Texto apresentado
⁂

O caso caracteriza bem os medos decorrentes das lendas que circundam a sexta-feira 13. Também cresci ouvindo histórias de assombração. Era muito comum ficarmos reunidos, ouvindo meu pai contá-los. E haja medo!!!-rsrs.

Beijo.

Beatriz Pin disse...

Querida Elvira, obrigada por asomarte, de novo, ao meu blog. Gosto de ler esta historia que tan familiar me resulta por ter vivido eses tempos da miña infancia e xuventude a carón de contos de medo que logo tiñan a súa explicación lóxica e real e non máxica como se agardaría. Pero o medo prendía no meu maxín e acompañóume ben tempo. Recrear aquela época é saudabel. Parabéms! Unha aperta

Janita disse...

Gostei muito que nos tivesse contado esta história verídica, Elvira.

Felizmente, o mistério do tic-tic que tanto amedrontou o seu tio foi desvendado. Imagine quantas lendas de bruxedos e bruxarias, ficaram por esclarecer adensando a crença do povo?

Um beijo e obrigada pela partilha.
Janita

( Vou colocar em dia os episódios da outra história )

paideleo disse...

Pois eu son un dos leitores que quedan que o leu da outra vez e que nunca esquecerei polo que me gustou.
Pola Galiza está mui extendida a estoria do home que pasou toda a nai agarrado por unha ánima que á luz do día resultou ser unha silveira.

Ana disse...

ahahah o medo é capaz de coisas terríveis!

Laura Santos disse...

Uma história sobre os medos, muito adequada para uma sexta-feira 13! :-)
xx

Duarte disse...

Aqui são as terças, los martes.
Hoje em dias os medos são outros.

⁂

Conjunto de entradas

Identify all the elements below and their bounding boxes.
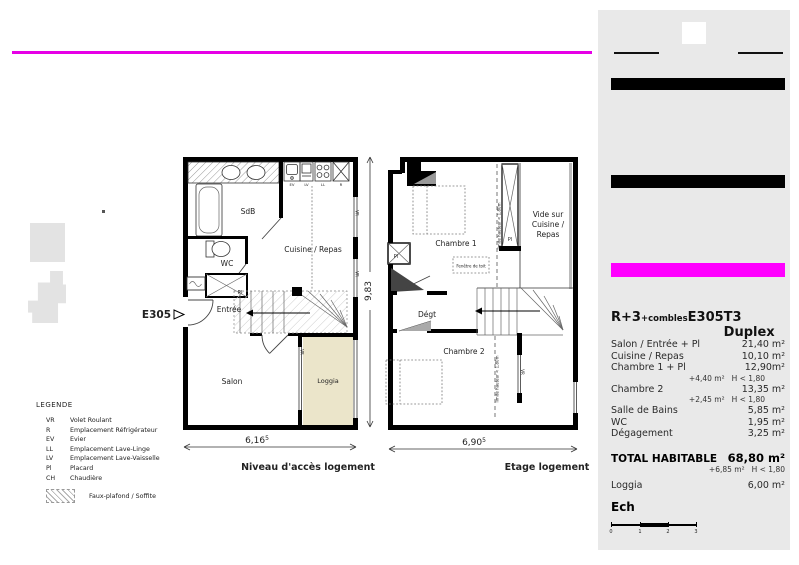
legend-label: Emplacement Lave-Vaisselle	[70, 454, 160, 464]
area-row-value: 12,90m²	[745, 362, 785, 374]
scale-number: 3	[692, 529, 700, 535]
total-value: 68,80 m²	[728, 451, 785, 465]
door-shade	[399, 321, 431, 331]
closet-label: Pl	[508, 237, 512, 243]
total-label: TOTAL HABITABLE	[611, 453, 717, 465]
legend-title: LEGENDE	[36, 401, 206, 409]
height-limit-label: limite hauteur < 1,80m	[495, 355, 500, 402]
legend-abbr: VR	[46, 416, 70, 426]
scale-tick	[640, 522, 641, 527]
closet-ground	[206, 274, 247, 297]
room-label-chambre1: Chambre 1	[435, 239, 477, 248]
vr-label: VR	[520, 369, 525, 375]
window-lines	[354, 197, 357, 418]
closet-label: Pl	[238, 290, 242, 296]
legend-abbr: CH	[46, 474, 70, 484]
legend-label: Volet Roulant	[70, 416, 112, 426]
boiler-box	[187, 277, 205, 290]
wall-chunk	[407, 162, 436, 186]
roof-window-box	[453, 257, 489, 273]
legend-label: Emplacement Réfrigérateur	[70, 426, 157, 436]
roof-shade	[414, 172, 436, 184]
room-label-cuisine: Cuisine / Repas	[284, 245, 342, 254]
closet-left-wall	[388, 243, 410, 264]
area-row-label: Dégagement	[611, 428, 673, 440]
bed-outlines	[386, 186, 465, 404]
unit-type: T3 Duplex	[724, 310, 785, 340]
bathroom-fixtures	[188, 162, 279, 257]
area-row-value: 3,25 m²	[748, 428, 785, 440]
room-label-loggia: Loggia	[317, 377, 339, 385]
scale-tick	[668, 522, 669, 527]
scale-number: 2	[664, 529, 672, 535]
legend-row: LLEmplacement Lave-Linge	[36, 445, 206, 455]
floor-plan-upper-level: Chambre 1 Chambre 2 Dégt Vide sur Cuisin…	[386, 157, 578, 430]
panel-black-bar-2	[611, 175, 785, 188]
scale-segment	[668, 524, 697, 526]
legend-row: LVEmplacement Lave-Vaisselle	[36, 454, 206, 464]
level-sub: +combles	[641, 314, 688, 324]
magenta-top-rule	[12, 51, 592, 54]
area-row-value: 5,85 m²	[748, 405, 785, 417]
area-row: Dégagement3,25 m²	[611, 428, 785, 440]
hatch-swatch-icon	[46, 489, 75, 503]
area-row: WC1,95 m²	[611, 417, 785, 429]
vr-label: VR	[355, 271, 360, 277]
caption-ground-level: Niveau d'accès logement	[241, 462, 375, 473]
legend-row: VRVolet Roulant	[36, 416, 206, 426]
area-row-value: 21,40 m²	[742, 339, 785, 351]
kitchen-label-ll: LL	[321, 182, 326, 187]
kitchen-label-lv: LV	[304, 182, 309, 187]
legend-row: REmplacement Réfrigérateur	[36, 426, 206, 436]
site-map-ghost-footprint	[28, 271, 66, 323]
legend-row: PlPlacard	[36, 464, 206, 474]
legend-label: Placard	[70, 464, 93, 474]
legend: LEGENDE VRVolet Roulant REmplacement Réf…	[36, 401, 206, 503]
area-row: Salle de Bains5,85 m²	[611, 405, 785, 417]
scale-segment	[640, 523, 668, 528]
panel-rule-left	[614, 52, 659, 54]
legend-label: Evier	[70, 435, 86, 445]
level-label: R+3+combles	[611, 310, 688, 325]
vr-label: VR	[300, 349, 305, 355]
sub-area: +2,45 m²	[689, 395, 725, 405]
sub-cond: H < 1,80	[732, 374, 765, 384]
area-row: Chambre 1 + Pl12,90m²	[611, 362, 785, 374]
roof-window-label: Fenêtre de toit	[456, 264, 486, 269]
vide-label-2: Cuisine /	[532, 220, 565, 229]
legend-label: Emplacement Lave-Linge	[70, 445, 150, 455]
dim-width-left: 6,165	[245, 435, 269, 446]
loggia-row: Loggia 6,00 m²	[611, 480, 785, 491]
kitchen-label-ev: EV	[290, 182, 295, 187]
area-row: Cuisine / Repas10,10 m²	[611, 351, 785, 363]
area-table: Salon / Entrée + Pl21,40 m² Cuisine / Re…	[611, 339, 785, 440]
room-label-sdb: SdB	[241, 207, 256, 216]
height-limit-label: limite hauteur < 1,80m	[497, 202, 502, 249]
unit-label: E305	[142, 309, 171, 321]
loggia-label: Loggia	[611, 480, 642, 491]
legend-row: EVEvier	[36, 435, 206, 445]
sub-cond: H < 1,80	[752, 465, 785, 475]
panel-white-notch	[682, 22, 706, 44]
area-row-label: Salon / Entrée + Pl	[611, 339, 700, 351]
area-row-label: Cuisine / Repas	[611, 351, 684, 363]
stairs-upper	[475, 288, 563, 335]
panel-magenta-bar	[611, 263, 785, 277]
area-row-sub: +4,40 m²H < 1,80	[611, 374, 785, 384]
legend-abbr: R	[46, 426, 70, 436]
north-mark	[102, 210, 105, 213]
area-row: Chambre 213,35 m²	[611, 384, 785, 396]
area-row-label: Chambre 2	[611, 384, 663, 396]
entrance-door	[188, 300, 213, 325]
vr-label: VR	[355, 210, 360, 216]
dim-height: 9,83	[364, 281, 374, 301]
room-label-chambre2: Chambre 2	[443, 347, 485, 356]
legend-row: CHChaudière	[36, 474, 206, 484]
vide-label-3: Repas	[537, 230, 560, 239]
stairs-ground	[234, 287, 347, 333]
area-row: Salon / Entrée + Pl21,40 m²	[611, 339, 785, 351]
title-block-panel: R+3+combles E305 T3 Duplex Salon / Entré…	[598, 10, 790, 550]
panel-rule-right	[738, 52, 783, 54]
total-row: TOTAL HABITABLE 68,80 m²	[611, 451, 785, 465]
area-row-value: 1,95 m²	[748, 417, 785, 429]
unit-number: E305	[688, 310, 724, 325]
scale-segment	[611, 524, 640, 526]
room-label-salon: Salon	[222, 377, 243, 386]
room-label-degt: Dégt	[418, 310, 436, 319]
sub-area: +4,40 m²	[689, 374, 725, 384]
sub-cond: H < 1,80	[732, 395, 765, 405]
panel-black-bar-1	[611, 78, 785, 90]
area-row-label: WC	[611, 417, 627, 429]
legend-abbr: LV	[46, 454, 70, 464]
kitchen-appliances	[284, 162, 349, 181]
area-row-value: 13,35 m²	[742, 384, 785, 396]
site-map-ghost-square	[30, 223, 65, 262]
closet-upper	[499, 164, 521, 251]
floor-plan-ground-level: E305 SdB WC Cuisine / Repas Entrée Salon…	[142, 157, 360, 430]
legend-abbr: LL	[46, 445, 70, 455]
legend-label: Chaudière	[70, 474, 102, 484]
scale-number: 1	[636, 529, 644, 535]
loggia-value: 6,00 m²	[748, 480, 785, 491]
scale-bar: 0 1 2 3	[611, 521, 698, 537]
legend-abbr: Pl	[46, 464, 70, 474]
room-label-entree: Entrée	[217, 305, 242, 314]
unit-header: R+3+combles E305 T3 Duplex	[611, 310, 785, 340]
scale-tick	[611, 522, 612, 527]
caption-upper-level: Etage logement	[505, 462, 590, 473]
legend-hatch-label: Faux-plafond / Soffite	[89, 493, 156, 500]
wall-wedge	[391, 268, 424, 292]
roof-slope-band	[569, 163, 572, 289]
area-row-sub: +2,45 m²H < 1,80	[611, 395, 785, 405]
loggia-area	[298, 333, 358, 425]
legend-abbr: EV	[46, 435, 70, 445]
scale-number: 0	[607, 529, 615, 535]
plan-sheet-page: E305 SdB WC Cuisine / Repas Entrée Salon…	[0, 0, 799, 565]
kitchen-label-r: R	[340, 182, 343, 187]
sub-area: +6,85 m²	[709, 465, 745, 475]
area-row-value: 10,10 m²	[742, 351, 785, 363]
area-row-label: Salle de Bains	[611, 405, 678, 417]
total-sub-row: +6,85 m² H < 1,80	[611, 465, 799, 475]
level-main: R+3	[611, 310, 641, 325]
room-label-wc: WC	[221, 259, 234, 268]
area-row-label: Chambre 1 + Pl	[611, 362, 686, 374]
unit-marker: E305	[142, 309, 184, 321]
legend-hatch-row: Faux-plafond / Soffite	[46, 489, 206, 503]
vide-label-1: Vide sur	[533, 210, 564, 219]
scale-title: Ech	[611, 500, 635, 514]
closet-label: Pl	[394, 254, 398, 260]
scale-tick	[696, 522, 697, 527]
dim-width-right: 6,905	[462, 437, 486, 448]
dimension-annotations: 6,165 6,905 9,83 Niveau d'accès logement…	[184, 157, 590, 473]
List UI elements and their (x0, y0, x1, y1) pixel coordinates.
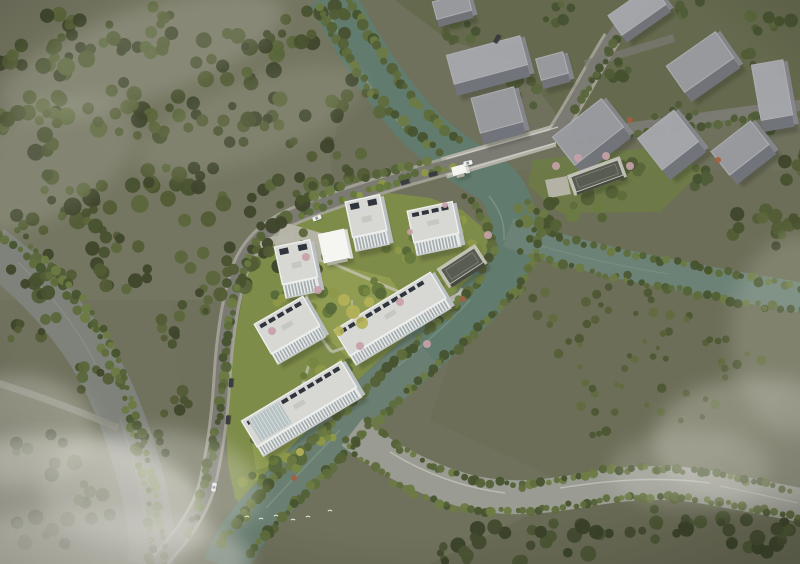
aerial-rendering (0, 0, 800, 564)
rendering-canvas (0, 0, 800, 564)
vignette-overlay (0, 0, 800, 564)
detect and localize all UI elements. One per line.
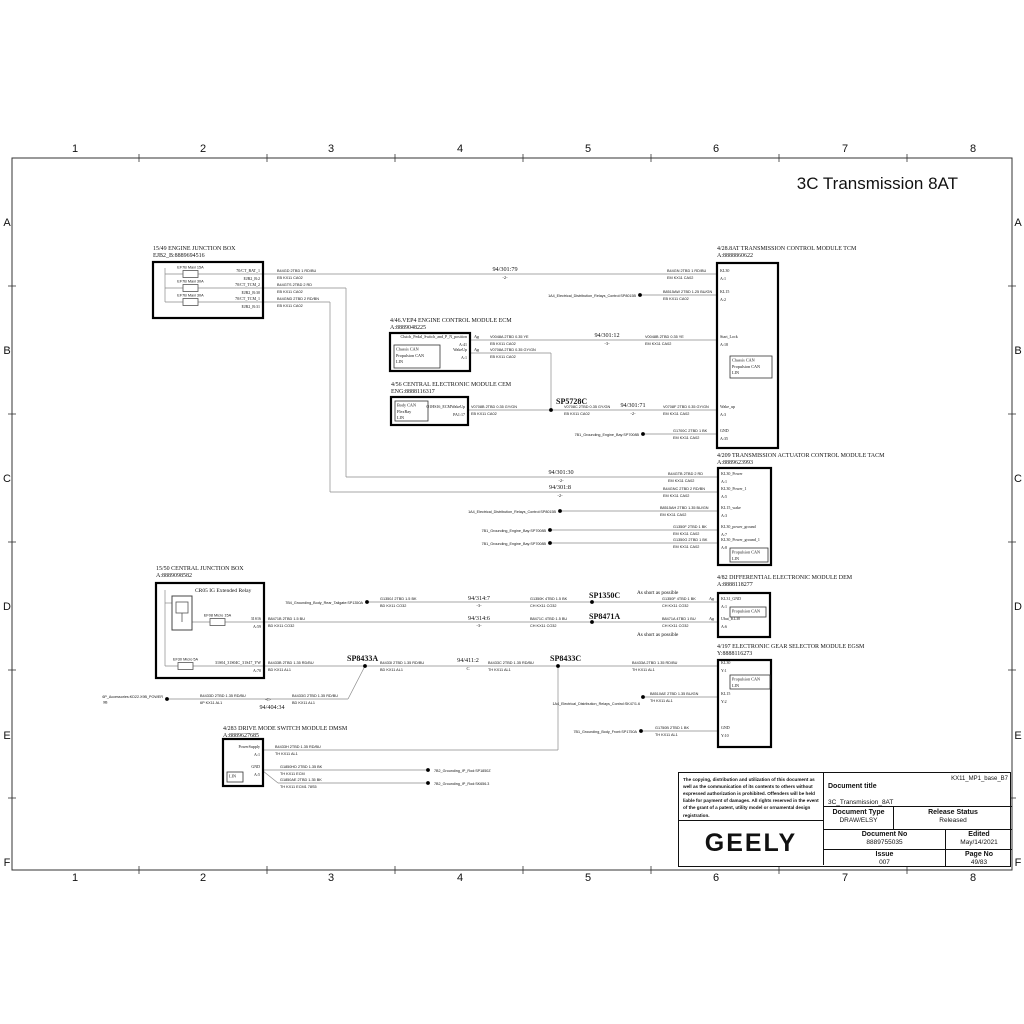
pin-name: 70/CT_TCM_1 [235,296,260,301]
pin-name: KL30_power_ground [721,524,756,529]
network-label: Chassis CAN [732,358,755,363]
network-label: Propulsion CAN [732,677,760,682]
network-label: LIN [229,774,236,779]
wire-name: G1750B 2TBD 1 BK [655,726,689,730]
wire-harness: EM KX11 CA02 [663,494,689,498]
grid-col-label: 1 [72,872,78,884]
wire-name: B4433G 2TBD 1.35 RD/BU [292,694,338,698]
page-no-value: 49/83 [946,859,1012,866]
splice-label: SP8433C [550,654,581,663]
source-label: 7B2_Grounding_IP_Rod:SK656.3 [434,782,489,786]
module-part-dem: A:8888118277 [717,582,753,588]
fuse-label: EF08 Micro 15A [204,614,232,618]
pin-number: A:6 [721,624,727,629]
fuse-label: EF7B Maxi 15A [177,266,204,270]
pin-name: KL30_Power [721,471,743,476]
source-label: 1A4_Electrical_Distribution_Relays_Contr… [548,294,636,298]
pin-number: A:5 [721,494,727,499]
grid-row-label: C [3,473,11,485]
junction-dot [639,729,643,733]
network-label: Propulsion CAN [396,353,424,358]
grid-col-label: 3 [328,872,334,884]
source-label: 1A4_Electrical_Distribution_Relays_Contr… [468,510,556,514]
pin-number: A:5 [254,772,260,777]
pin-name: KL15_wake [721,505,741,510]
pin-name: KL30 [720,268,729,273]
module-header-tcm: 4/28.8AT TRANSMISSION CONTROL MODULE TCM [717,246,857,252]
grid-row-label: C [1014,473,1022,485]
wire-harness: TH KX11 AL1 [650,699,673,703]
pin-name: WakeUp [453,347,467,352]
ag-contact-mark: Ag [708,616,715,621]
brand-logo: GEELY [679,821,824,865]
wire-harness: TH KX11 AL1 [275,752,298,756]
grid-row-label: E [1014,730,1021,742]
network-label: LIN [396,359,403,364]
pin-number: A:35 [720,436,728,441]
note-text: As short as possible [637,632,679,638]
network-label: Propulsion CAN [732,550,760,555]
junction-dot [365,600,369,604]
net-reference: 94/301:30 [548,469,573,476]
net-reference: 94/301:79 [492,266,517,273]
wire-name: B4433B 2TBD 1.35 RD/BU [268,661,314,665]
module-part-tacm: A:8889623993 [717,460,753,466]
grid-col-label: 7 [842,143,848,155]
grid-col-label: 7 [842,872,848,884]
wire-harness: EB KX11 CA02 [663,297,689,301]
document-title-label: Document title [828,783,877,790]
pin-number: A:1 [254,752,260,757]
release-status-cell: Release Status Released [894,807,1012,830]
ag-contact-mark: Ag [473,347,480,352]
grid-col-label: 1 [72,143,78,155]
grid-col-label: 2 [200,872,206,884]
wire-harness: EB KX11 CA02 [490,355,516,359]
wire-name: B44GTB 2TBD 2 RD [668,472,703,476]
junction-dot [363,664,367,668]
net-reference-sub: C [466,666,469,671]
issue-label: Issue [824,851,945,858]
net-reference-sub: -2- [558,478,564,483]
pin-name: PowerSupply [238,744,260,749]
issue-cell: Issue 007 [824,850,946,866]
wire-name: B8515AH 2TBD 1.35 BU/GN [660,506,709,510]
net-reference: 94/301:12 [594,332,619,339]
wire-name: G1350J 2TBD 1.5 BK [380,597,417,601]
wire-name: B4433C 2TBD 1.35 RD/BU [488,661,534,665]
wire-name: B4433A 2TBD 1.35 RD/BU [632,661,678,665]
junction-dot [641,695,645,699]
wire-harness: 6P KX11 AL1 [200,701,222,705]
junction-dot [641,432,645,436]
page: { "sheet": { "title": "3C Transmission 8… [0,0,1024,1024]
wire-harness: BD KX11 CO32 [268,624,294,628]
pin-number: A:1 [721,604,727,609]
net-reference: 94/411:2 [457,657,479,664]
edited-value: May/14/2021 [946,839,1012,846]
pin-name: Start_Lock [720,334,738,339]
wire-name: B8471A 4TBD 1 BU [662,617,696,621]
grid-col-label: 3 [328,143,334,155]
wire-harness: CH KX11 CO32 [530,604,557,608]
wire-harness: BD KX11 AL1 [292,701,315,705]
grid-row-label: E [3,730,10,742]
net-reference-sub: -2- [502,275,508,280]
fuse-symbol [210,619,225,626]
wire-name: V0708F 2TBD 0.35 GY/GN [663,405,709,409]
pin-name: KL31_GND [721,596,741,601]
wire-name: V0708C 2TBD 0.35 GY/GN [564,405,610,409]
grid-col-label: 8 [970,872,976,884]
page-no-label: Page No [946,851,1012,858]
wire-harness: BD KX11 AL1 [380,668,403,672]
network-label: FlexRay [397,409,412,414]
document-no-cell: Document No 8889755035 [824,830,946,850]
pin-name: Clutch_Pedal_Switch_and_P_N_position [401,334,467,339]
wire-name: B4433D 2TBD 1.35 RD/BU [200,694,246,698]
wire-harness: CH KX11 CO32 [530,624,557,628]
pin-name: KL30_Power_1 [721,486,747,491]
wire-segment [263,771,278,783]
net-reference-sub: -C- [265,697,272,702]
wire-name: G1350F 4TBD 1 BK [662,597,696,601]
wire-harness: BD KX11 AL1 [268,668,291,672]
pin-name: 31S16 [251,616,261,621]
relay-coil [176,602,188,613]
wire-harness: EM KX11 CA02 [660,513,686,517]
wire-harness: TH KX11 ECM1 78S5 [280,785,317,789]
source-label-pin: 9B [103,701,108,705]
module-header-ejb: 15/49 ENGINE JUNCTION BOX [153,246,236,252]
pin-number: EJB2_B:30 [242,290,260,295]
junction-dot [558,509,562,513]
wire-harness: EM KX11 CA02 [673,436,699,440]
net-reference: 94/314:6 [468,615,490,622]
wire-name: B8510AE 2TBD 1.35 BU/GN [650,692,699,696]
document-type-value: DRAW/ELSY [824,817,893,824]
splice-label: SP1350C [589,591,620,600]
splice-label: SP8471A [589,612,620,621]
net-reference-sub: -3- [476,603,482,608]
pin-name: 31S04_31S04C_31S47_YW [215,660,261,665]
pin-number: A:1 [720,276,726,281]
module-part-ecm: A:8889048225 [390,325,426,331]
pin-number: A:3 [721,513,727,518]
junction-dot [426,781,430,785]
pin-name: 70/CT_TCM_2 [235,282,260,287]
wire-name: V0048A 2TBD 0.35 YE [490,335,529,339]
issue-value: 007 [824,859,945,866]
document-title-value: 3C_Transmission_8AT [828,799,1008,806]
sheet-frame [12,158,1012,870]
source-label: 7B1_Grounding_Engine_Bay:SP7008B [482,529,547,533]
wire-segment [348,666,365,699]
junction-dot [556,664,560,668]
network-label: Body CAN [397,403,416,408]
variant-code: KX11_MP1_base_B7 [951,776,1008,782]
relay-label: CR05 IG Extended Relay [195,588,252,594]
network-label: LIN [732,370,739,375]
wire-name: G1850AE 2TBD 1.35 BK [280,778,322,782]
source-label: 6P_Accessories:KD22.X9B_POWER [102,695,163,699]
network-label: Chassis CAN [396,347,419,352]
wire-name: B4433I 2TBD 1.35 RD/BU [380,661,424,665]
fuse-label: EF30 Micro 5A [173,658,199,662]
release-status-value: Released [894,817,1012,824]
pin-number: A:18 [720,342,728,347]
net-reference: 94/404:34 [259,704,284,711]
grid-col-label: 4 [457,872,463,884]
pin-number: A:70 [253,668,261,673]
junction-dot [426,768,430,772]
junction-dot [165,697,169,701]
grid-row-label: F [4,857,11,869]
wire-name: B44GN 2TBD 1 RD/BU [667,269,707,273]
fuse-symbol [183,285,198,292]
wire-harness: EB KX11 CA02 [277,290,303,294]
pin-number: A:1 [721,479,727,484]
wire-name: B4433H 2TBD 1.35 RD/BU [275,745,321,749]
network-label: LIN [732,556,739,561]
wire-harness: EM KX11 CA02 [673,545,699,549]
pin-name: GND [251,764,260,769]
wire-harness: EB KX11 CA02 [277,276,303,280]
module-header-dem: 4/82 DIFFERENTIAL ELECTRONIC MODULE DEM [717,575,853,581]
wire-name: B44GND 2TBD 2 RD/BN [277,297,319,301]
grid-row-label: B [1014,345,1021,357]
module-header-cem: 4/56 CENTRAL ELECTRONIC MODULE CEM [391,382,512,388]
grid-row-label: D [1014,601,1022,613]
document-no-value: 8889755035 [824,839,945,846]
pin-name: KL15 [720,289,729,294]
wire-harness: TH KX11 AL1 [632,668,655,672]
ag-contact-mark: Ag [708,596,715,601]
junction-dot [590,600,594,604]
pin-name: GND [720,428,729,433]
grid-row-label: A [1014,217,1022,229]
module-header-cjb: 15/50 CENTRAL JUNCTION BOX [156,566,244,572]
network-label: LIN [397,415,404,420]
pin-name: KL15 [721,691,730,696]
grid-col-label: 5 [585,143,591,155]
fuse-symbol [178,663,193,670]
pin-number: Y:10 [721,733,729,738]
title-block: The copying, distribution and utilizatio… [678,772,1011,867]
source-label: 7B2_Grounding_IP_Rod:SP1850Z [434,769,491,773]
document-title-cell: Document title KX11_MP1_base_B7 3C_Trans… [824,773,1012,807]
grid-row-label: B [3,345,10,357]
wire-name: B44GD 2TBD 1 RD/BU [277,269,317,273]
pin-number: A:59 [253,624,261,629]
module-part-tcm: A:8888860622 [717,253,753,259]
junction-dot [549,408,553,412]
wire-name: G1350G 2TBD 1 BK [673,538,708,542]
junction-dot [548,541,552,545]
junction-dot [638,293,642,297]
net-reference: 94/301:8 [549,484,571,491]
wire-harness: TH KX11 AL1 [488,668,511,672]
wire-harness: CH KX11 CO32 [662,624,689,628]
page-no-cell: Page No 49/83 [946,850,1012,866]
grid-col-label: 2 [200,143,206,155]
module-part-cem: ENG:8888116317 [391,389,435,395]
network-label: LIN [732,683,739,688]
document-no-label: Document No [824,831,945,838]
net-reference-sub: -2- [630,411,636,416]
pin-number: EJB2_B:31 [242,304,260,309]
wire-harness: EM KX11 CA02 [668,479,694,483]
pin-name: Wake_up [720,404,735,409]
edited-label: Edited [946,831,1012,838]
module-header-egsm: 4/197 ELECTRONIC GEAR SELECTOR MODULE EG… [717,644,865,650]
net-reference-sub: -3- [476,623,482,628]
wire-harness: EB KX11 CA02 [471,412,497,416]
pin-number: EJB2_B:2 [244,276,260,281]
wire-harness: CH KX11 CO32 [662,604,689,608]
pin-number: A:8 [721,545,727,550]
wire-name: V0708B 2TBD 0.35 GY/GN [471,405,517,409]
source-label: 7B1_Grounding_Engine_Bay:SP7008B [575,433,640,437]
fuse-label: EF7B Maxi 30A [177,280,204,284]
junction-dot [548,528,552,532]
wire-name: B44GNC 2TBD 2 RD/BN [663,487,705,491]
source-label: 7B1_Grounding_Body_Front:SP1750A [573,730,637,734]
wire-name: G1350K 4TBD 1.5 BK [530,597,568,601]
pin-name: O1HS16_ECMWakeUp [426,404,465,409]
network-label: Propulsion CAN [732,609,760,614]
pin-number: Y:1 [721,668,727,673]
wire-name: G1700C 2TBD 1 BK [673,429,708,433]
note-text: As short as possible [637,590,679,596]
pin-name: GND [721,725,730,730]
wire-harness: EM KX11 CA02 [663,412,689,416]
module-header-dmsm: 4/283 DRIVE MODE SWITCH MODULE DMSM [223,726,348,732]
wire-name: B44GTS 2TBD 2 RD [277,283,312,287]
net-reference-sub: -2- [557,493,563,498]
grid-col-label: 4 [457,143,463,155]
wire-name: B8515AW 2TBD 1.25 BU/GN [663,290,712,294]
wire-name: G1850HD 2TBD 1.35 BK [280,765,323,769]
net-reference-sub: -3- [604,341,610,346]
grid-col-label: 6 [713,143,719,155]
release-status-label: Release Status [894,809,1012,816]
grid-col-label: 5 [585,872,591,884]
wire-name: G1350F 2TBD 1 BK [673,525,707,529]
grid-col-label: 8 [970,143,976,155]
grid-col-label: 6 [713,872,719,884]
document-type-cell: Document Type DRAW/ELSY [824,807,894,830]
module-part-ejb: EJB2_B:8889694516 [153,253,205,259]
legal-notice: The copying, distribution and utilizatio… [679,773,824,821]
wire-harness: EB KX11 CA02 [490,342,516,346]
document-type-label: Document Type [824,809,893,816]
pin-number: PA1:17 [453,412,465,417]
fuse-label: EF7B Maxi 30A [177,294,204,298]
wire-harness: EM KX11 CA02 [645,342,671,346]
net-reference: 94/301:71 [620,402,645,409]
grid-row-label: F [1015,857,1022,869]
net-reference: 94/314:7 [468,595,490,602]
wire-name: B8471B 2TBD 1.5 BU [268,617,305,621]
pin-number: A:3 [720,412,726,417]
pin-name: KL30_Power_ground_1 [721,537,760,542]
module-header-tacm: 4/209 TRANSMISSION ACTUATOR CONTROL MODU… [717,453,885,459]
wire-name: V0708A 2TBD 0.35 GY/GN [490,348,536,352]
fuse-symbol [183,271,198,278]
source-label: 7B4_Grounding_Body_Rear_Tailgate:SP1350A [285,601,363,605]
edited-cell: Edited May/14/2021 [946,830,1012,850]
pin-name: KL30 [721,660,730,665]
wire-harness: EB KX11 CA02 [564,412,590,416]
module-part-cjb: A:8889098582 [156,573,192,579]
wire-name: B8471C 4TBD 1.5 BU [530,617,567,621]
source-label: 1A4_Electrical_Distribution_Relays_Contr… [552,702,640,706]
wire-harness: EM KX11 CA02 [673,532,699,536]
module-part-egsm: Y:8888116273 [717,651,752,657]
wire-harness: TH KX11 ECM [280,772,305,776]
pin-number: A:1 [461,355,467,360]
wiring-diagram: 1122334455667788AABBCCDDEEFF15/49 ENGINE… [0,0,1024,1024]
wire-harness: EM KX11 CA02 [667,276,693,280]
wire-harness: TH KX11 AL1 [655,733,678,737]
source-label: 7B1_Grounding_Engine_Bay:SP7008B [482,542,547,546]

⁂

Exercícios
A. Indique todos os nomes que, no texto apresentado, vêm seguidos de "disse...".
B. No texto apresentado, segundo o comentário de paideleo, em que se transformou à luz do dia a "ánima" que agarrou o homem?
C. Dê continuidade aos comentários sobre a história de medo a partir do ponto em que o texto apresentado termina.

Respostas aos exercícios
A. Beatriz Pin, Janita, paideleo, Ana, Laura Santos, Duarte

B. Em uma silveira.

C.
Um grande abraço

Portuguesinha disse...

Superstições são mesmo assim.
Escuta-se uma coisa com uma explicação lógica, mas teme-se o folclore :D
O pior é quando se vê algo sem explicação, procuram-se todas as possíveis, e continua sem aparecer uma. Já me aconteceu. Mas ainda assim, acho que talvez exista uma - mais lógica que fantástica -

Li a história do pintor e da menina desmemoriada e fiquei sedenta por mais. Mentalmente pensei: «E então? E então??» - tens esse dom.

Zilani Célia disse...

OI ELVIRA!
MUITO BOM A GENTE LEMBRAR DE HISTÓRIAS ANTIGAS PRINCIPALMENTE DE FAMÍLIA.
ABRÇS

http://zilanicelia.blogspot.com.br/

Rosemildo Sales Furtado disse...

Eu, particularmente, me auto-puniria, retornando e apanhando todos os grãos, causadores do tic...tic...Rsrs.

Abraços,

Furtado.

maria disse...

Gostei muito, beijinho amiga e um Fim de Semana muito feliz!

chica disse...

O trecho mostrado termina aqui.